_What needs to be done_: Please copy the entries below word for word, leaving out any image.

_Information_:
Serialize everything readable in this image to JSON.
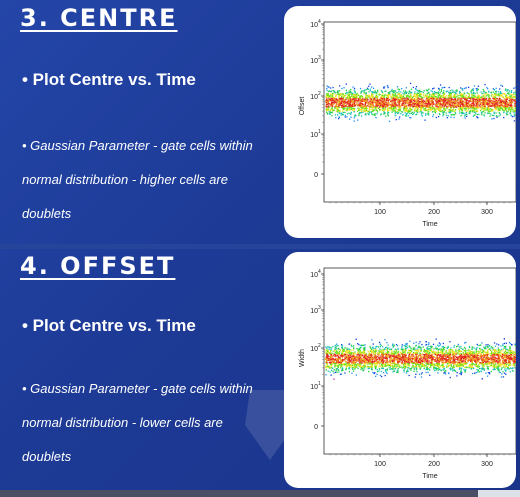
{
  "sections": [
    {
      "heading": "3. CENTRE",
      "bullet_title": "• Plot Centre vs. Time",
      "desc_lines": [
        "• Gaussian Parameter - gate cells within",
        "normal distribution  - higher cells are",
        "doublets"
      ],
      "plot": {
        "ylabel": "Offset",
        "xlabel": "Time",
        "yticks": [
          "10",
          "10",
          "10",
          "10",
          "0"
        ],
        "ytick_exps": [
          "4",
          "3",
          "2",
          "1",
          ""
        ],
        "xticks": [
          "100",
          "200",
          "300"
        ]
      }
    },
    {
      "heading": "4. OFFSET",
      "bullet_title": "• Plot Centre vs. Time",
      "desc_lines": [
        "• Gaussian Parameter - gate cells within",
        "normal distribution  - lower cells are",
        "doublets"
      ],
      "plot": {
        "ylabel": "Width",
        "xlabel": "Time",
        "yticks": [
          "10",
          "10",
          "10",
          "10",
          "0"
        ],
        "ytick_exps": [
          "4",
          "3",
          "2",
          "1",
          ""
        ],
        "xticks": [
          "100",
          "200",
          "300"
        ]
      }
    }
  ],
  "colors": {
    "background": "#1e3a8f",
    "density_high": "#e02020",
    "density_mid": "#20d020",
    "density_low": "#1020e0"
  }
}
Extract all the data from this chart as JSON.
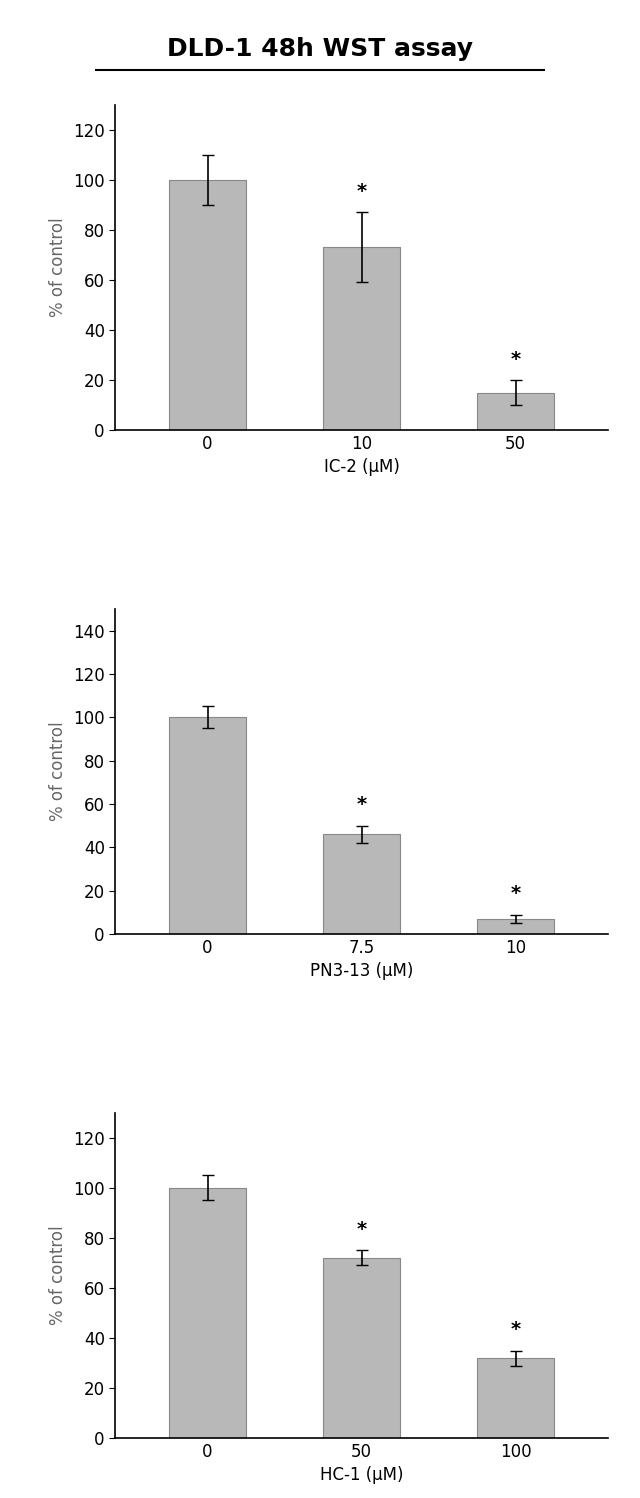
{
  "title": "DLD-1 48h WST assay",
  "title_fontsize": 18,
  "bar_color": "#b8b8b8",
  "bar_edgecolor": "#888888",
  "background_color": "#ffffff",
  "ylabel": "% of control",
  "ylabel_fontsize": 12,
  "tick_fontsize": 12,
  "xlabel_fontsize": 12,
  "chart1": {
    "values": [
      100,
      73,
      15
    ],
    "errors": [
      10,
      14,
      5
    ],
    "categories": [
      "0",
      "10",
      "50"
    ],
    "xlabel": "IC-2 (μM)",
    "ylim": [
      0,
      130
    ],
    "yticks": [
      0,
      20,
      40,
      60,
      80,
      100,
      120
    ],
    "sig": [
      false,
      true,
      true
    ]
  },
  "chart2": {
    "values": [
      100,
      46,
      7
    ],
    "errors": [
      5,
      4,
      2
    ],
    "categories": [
      "0",
      "7.5",
      "10"
    ],
    "xlabel": "PN3-13 (μM)",
    "ylim": [
      0,
      150
    ],
    "yticks": [
      0,
      20,
      40,
      60,
      80,
      100,
      120,
      140
    ],
    "sig": [
      false,
      true,
      true
    ]
  },
  "chart3": {
    "values": [
      100,
      72,
      32
    ],
    "errors": [
      5,
      3,
      3
    ],
    "categories": [
      "0",
      "50",
      "100"
    ],
    "xlabel": "HC-1 (μM)",
    "ylim": [
      0,
      130
    ],
    "yticks": [
      0,
      20,
      40,
      60,
      80,
      100,
      120
    ],
    "sig": [
      false,
      true,
      true
    ]
  }
}
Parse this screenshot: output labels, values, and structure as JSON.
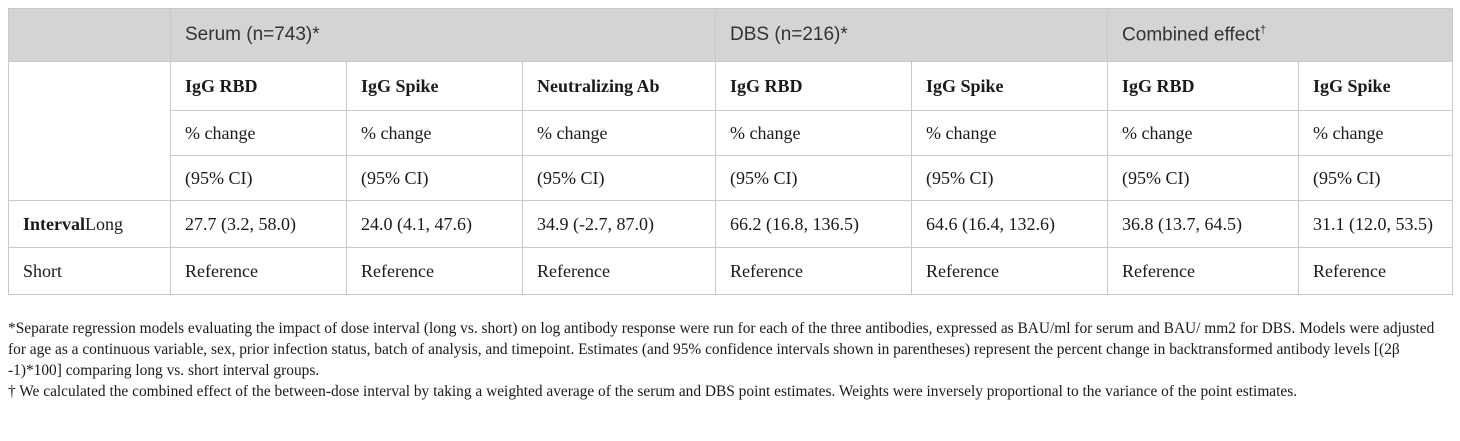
{
  "header_groups": [
    "Serum (n=743)*",
    "DBS (n=216)*",
    "Combined effect"
  ],
  "combined_mark": "†",
  "antibodies": [
    "IgG RBD",
    "IgG Spike",
    "Neutralizing Ab",
    "IgG RBD",
    "IgG Spike",
    "IgG RBD",
    "IgG Spike"
  ],
  "change_label": "% change",
  "ci_label": "(95% CI)",
  "rows": [
    {
      "label_bold": "Interval",
      "label": "Long",
      "values": [
        "27.7 (3.2, 58.0)",
        "24.0 (4.1, 47.6)",
        "34.9 (-2.7, 87.0)",
        "66.2 (16.8, 136.5)",
        "64.6 (16.4, 132.6)",
        "36.8 (13.7, 64.5)",
        "31.1 (12.0, 53.5)"
      ]
    },
    {
      "label": "Short",
      "values": [
        "Reference",
        "Reference",
        "Reference",
        "Reference",
        "Reference",
        "Reference",
        "Reference"
      ]
    }
  ],
  "footnotes": [
    "*Separate regression models evaluating the impact of dose interval (long vs. short) on log antibody response were run for each of the three antibodies, expressed as BAU/ml for serum and BAU/ mm2 for DBS. Models were adjusted for age as a continuous variable, sex, prior infection status, batch of analysis, and timepoint. Estimates (and 95% confidence intervals shown in parentheses) represent the percent change in backtransformed antibody levels [(2β -1)*100] comparing long vs. short interval groups.",
    "† We calculated the combined effect of the between-dose interval by taking a weighted average of the serum and DBS point estimates. Weights were inversely proportional to the variance of the point estimates."
  ]
}
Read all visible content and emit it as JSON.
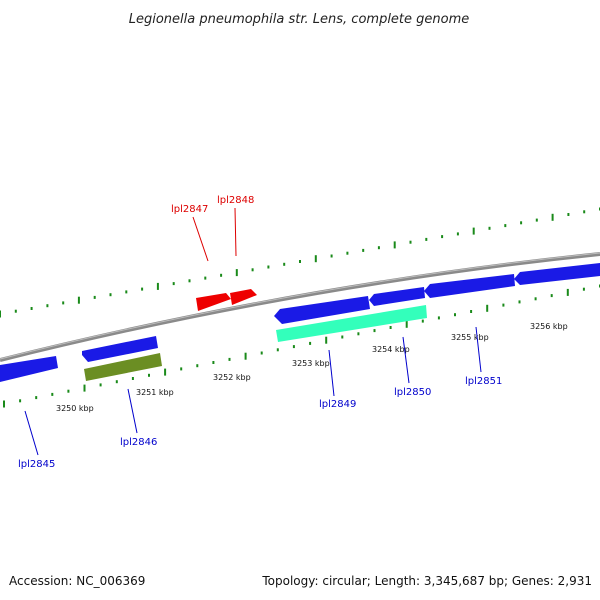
{
  "title": "Legionella pneumophila str. Lens, complete genome",
  "footer": {
    "accession": "Accession: NC_006369",
    "summary": "Topology: circular; Length: 3,345,687 bp; Genes: 2,931"
  },
  "colors": {
    "backbone": "#8a8a8a",
    "tick": "#1a8a1a",
    "label_red": "#dd0000",
    "label_blue": "#0000cc",
    "gene_red": "#ee0000",
    "gene_blue": "#1a1ae6",
    "gene_olive": "#6b8e23",
    "gene_teal": "#33ffbb"
  },
  "scale_labels": [
    "3250 kbp",
    "3251 kbp",
    "3252 kbp",
    "3253 kbp",
    "3254 kbp",
    "3255 kbp",
    "3256 kbp"
  ],
  "gene_labels": {
    "lpl2845": "lpl2845",
    "lpl2846": "lpl2846",
    "lpl2847": "lpl2847",
    "lpl2848": "lpl2848",
    "lpl2849": "lpl2849",
    "lpl2850": "lpl2850",
    "lpl2851": "lpl2851"
  }
}
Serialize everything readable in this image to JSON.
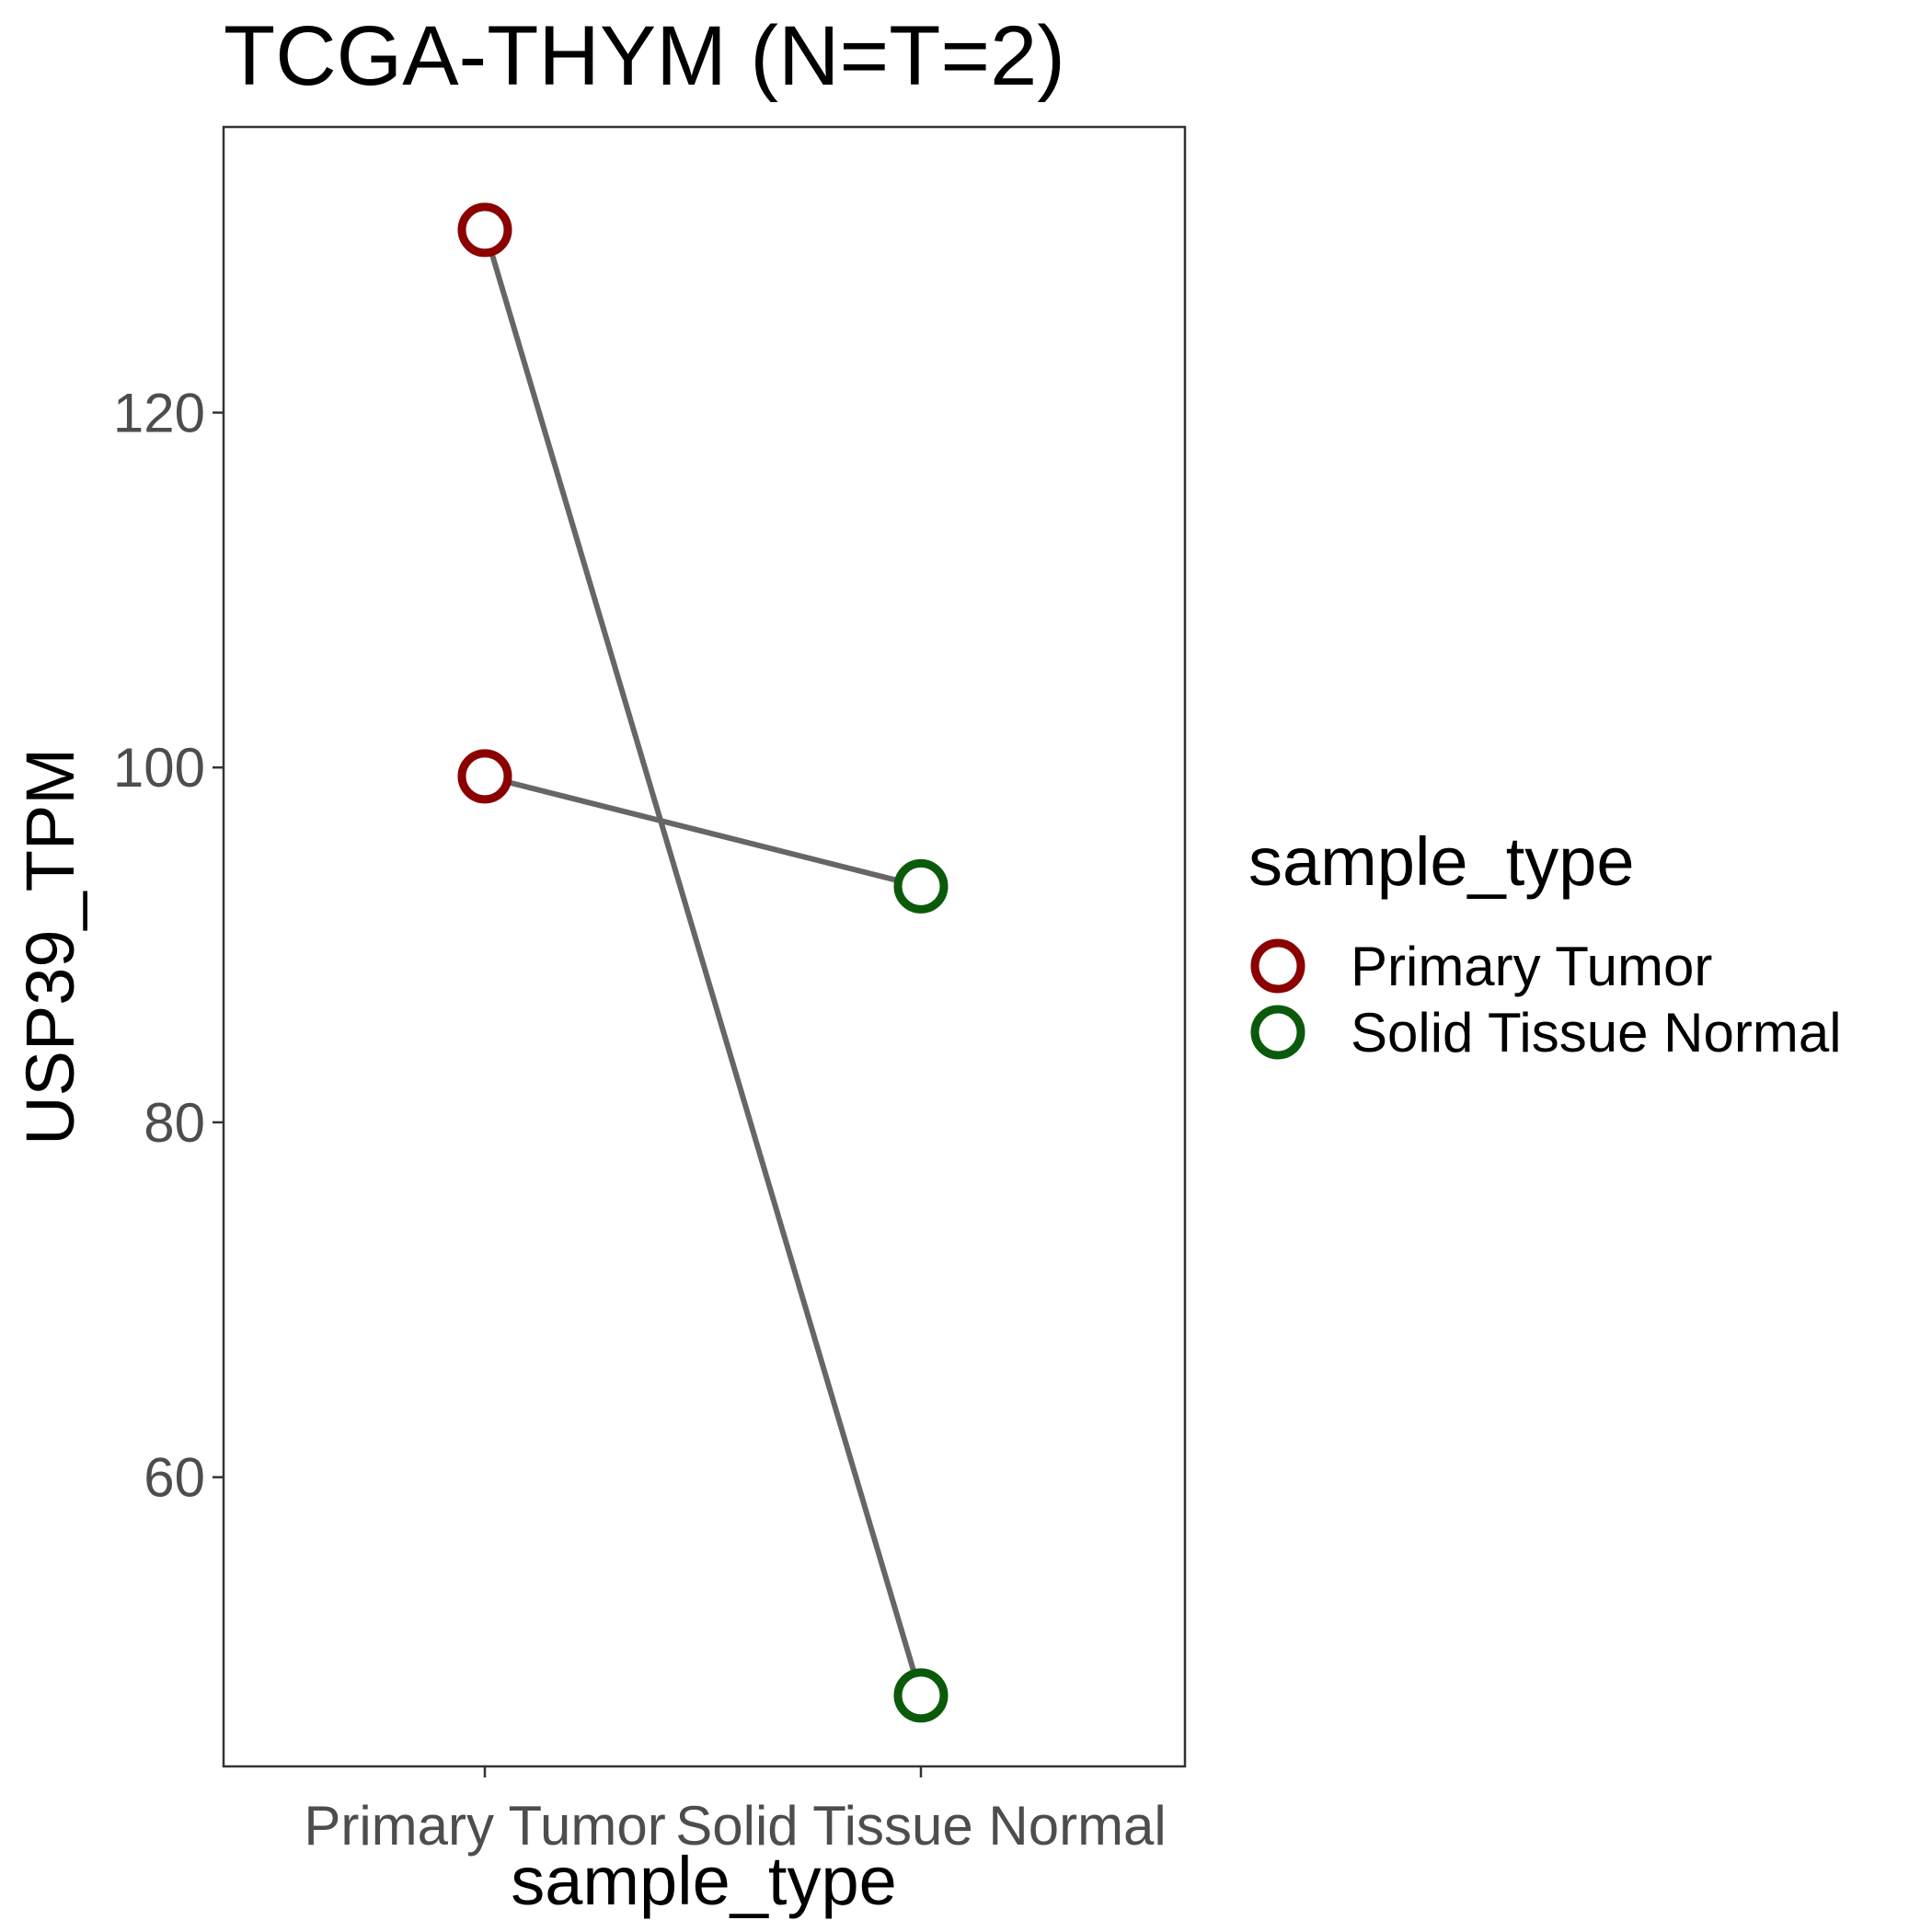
{
  "chart_data": {
    "type": "line",
    "title": "TCGA-THYM  (N=T=2)",
    "xlabel": "sample_type",
    "ylabel": "USP39_TPM",
    "categories": [
      "Primary Tumor",
      "Solid Tissue Normal"
    ],
    "ylim": [
      43.7,
      136.1
    ],
    "yticks": [
      60,
      80,
      100,
      120
    ],
    "grid": false,
    "line_color": "#666666",
    "pairs": [
      {
        "values": [
          130.3,
          47.7
        ]
      },
      {
        "values": [
          99.5,
          93.3
        ]
      }
    ],
    "legend": {
      "title": "sample_type",
      "placement": "right",
      "entries": [
        {
          "label": "Primary Tumor",
          "color": "#8b0000"
        },
        {
          "label": "Solid Tissue Normal",
          "color": "#0b5a0b"
        }
      ]
    }
  }
}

_Task response_:
Serialize everything readable in this image to JSON.
{
  "sections": [
    {
      "heading": "3. CENTRE",
      "bullet_title": "• Plot Centre vs. Time",
      "desc_lines": [
        "• Gaussian Parameter - gate cells within",
        "normal distribution  - higher cells are",
        "doublets"
      ],
      "plot": {
        "ylabel": "Offset",
        "xlabel": "Time",
        "yticks": [
          "10",
          "10",
          "10",
          "10",
          "0"
        ],
        "ytick_exps": [
          "4",
          "3",
          "2",
          "1",
          ""
        ],
        "xticks": [
          "100",
          "200",
          "300"
        ]
      }
    },
    {
      "heading": "4. OFFSET",
      "bullet_title": "• Plot Centre vs. Time",
      "desc_lines": [
        "• Gaussian Parameter - gate cells within",
        "normal distribution  - lower cells are",
        "doublets"
      ],
      "plot": {
        "ylabel": "Width",
        "xlabel": "Time",
        "yticks": [
          "10",
          "10",
          "10",
          "10",
          "0"
        ],
        "ytick_exps": [
          "4",
          "3",
          "2",
          "1",
          ""
        ],
        "xticks": [
          "100",
          "200",
          "300"
        ]
      }
    }
  ],
  "colors": {
    "background": "#1e3a8f",
    "density_high": "#e02020",
    "density_mid": "#20d020",
    "density_low": "#1020e0"
  }
}
Extract all the data from this chart as JSON.
{
  "title": "DLD-1 48h WST assay",
  "title_fontsize": 18,
  "bar_color": "#b8b8b8",
  "bar_edgecolor": "#888888",
  "background_color": "#ffffff",
  "ylabel": "% of control",
  "ylabel_fontsize": 12,
  "tick_fontsize": 12,
  "xlabel_fontsize": 12,
  "chart1": {
    "values": [
      100,
      73,
      15
    ],
    "errors": [
      10,
      14,
      5
    ],
    "categories": [
      "0",
      "10",
      "50"
    ],
    "xlabel": "IC-2 (μM)",
    "ylim": [
      0,
      130
    ],
    "yticks": [
      0,
      20,
      40,
      60,
      80,
      100,
      120
    ],
    "sig": [
      false,
      true,
      true
    ]
  },
  "chart2": {
    "values": [
      100,
      46,
      7
    ],
    "errors": [
      5,
      4,
      2
    ],
    "categories": [
      "0",
      "7.5",
      "10"
    ],
    "xlabel": "PN3-13 (μM)",
    "ylim": [
      0,
      150
    ],
    "yticks": [
      0,
      20,
      40,
      60,
      80,
      100,
      120,
      140
    ],
    "sig": [
      false,
      true,
      true
    ]
  },
  "chart3": {
    "values": [
      100,
      72,
      32
    ],
    "errors": [
      5,
      3,
      3
    ],
    "categories": [
      "0",
      "50",
      "100"
    ],
    "xlabel": "HC-1 (μM)",
    "ylim": [
      0,
      130
    ],
    "yticks": [
      0,
      20,
      40,
      60,
      80,
      100,
      120
    ],
    "sig": [
      false,
      true,
      true
    ]
  }
}
Parse this screenshot: output labels, values, and structure as JSON.
{
  "header_groups": [
    "Serum (n=743)*",
    "DBS (n=216)*",
    "Combined effect"
  ],
  "combined_mark": "†",
  "antibodies": [
    "IgG RBD",
    "IgG Spike",
    "Neutralizing Ab",
    "IgG RBD",
    "IgG Spike",
    "IgG RBD",
    "IgG Spike"
  ],
  "change_label": "% change",
  "ci_label": "(95% CI)",
  "rows": [
    {
      "label_bold": "Interval",
      "label": "Long",
      "values": [
        "27.7 (3.2, 58.0)",
        "24.0 (4.1, 47.6)",
        "34.9 (-2.7, 87.0)",
        "66.2 (16.8, 136.5)",
        "64.6 (16.4, 132.6)",
        "36.8 (13.7, 64.5)",
        "31.1 (12.0, 53.5)"
      ]
    },
    {
      "label": "Short",
      "values": [
        "Reference",
        "Reference",
        "Reference",
        "Reference",
        "Reference",
        "Reference",
        "Reference"
      ]
    }
  ],
  "footnotes": [
    "*Separate regression models evaluating the impact of dose interval (long vs. short) on log antibody response were run for each of the three antibodies, expressed as BAU/ml for serum and BAU/ mm2 for DBS. Models were adjusted for age as a continuous variable, sex, prior infection status, batch of analysis, and timepoint. Estimates (and 95% confidence intervals shown in parentheses) represent the percent change in backtransformed antibody levels [(2β -1)*100] comparing long vs. short interval groups.",
    "† We calculated the combined effect of the between-dose interval by taking a weighted average of the serum and DBS point estimates. Weights were inversely proportional to the variance of the point estimates."
  ]
}
Read all visible content and emit it as JSON.
{
  "title": "Legionella pneumophila str. Lens, complete genome",
  "footer": {
    "accession": "Accession: NC_006369",
    "summary": "Topology: circular; Length: 3,345,687 bp; Genes: 2,931"
  },
  "colors": {
    "backbone": "#8a8a8a",
    "tick": "#1a8a1a",
    "label_red": "#dd0000",
    "label_blue": "#0000cc",
    "gene_red": "#ee0000",
    "gene_blue": "#1a1ae6",
    "gene_olive": "#6b8e23",
    "gene_teal": "#33ffbb"
  },
  "scale_labels": [
    "3250 kbp",
    "3251 kbp",
    "3252 kbp",
    "3253 kbp",
    "3254 kbp",
    "3255 kbp",
    "3256 kbp"
  ],
  "gene_labels": {
    "lpl2845": "lpl2845",
    "lpl2846": "lpl2846",
    "lpl2847": "lpl2847",
    "lpl2848": "lpl2848",
    "lpl2849": "lpl2849",
    "lpl2850": "lpl2850",
    "lpl2851": "lpl2851"
  }
}
Serialize everything readable in this image to JSON.
{
  "chart_data": {
    "type": "line",
    "title": "TCGA-THYM  (N=T=2)",
    "xlabel": "sample_type",
    "ylabel": "USP39_TPM",
    "categories": [
      "Primary Tumor",
      "Solid Tissue Normal"
    ],
    "ylim": [
      43.7,
      136.1
    ],
    "yticks": [
      60,
      80,
      100,
      120
    ],
    "grid": false,
    "line_color": "#666666",
    "pairs": [
      {
        "values": [
          130.3,
          47.7
        ]
      },
      {
        "values": [
          99.5,
          93.3
        ]
      }
    ],
    "legend": {
      "title": "sample_type",
      "placement": "right",
      "entries": [
        {
          "label": "Primary Tumor",
          "color": "#8b0000"
        },
        {
          "label": "Solid Tissue Normal",
          "color": "#0b5a0b"
        }
      ]
    }
  }
}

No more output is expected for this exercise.